• **WHAT IS BEING ASKED**: How many lines in the records below hold the string "document"? Please answer with the number and nothing more.

• **DATA FOR THIS TASK**:
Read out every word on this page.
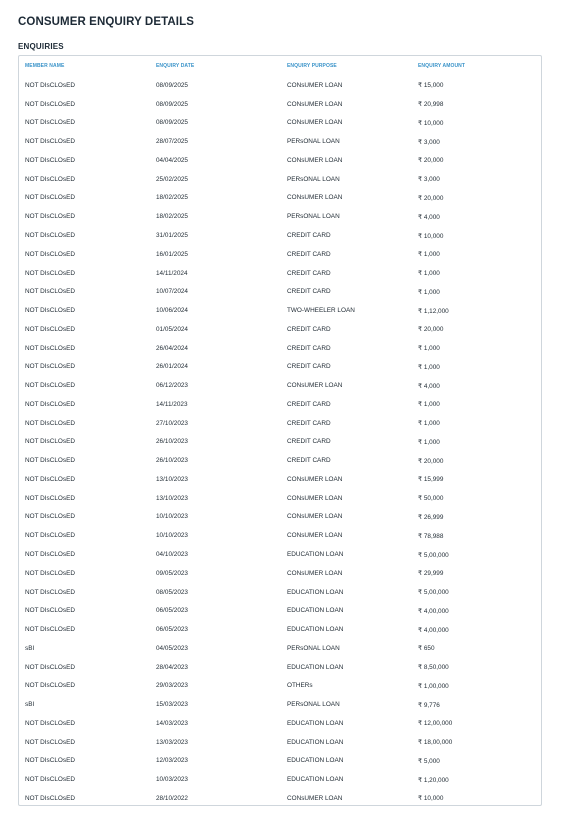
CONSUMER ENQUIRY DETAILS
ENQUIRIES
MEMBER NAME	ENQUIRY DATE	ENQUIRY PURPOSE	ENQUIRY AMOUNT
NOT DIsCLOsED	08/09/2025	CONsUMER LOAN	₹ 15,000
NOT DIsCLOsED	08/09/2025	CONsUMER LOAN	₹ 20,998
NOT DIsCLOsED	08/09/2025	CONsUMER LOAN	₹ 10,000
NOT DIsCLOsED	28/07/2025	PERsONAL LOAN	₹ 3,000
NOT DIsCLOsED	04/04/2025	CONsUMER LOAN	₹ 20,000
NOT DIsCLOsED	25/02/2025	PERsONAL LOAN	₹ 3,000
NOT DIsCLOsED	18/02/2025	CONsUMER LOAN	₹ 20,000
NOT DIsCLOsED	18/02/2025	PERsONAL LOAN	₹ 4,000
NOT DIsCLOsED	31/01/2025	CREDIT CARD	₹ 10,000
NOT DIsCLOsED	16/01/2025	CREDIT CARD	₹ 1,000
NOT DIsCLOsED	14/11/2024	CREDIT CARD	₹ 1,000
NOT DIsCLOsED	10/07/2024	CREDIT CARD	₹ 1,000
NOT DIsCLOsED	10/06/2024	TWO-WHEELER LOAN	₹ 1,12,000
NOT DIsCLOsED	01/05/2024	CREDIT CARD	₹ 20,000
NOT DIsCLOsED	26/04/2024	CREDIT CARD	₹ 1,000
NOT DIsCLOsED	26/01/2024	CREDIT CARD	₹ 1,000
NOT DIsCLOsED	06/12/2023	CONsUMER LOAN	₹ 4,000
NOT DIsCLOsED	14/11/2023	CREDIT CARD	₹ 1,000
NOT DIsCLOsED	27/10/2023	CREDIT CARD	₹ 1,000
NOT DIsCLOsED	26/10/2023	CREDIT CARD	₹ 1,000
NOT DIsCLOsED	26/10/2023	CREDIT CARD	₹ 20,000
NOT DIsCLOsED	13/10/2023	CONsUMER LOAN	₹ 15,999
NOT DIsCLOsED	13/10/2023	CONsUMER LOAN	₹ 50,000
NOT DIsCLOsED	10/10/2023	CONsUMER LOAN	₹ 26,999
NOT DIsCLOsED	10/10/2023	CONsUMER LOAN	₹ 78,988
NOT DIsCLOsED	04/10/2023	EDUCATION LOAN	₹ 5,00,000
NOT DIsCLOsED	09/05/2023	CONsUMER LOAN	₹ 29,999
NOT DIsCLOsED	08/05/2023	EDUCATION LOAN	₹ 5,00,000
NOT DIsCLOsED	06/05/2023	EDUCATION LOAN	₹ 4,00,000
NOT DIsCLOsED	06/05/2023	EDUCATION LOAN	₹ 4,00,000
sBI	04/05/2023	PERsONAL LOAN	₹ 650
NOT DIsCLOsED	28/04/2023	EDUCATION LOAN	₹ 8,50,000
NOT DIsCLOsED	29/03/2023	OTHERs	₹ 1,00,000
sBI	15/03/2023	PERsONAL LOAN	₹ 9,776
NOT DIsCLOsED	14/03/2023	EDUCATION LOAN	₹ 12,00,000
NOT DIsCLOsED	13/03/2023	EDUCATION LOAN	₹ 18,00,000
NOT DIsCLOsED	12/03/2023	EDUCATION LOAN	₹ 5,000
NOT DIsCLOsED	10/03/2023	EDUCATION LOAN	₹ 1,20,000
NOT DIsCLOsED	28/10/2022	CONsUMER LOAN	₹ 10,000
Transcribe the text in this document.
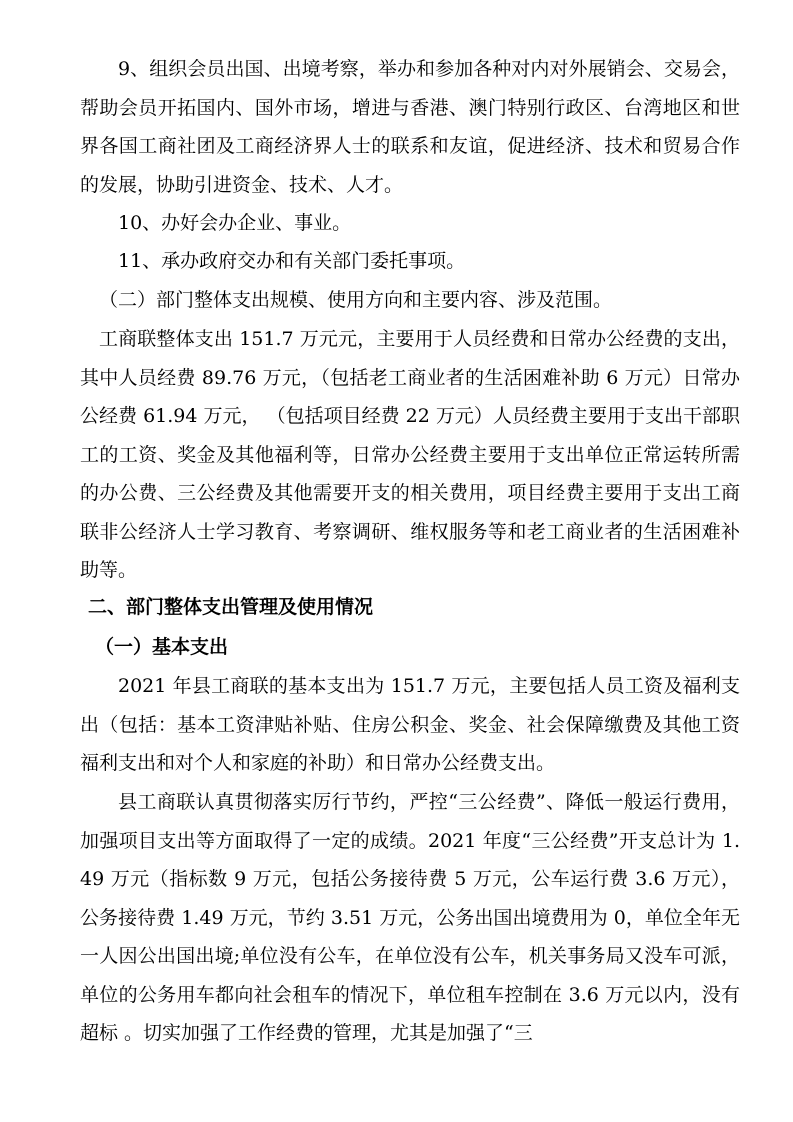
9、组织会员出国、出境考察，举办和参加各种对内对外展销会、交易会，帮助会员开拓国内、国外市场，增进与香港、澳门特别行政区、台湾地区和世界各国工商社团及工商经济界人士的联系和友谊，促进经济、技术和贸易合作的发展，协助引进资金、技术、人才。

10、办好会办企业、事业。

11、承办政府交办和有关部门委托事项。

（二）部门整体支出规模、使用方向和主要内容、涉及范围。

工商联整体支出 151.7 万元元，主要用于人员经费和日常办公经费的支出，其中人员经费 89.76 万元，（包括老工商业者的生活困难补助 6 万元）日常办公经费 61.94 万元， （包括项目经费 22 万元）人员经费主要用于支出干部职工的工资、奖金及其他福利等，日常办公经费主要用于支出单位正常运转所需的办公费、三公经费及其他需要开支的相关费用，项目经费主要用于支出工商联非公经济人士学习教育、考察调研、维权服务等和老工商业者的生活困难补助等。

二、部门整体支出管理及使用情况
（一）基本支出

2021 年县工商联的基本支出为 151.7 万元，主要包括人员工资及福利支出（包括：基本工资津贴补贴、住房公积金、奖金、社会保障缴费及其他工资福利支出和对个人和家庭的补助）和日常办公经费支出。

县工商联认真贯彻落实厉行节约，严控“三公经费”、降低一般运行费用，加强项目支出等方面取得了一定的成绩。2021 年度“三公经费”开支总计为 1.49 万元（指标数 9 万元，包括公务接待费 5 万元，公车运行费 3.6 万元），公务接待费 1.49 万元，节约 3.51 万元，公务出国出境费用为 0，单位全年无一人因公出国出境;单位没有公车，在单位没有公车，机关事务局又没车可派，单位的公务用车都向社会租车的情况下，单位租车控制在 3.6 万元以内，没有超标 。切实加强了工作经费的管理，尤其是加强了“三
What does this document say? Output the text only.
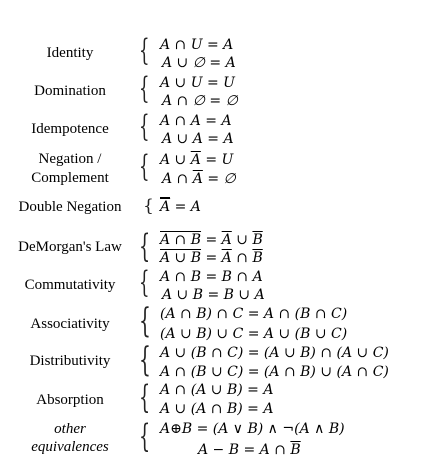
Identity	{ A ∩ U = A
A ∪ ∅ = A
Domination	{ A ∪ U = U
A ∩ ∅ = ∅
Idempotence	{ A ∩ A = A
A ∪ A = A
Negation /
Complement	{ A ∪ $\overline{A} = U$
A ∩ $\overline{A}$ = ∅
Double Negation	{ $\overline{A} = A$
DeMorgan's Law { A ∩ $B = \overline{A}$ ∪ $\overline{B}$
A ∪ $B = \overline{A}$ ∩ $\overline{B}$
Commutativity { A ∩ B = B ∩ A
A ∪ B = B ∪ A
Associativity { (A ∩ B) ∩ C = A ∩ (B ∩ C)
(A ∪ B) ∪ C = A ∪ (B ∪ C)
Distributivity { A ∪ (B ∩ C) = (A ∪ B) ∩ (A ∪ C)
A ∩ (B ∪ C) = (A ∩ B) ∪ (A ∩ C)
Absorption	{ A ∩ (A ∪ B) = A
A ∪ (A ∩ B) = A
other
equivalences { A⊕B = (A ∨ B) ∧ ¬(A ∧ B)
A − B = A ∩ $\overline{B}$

• **REPLY TO THE TASK**: 2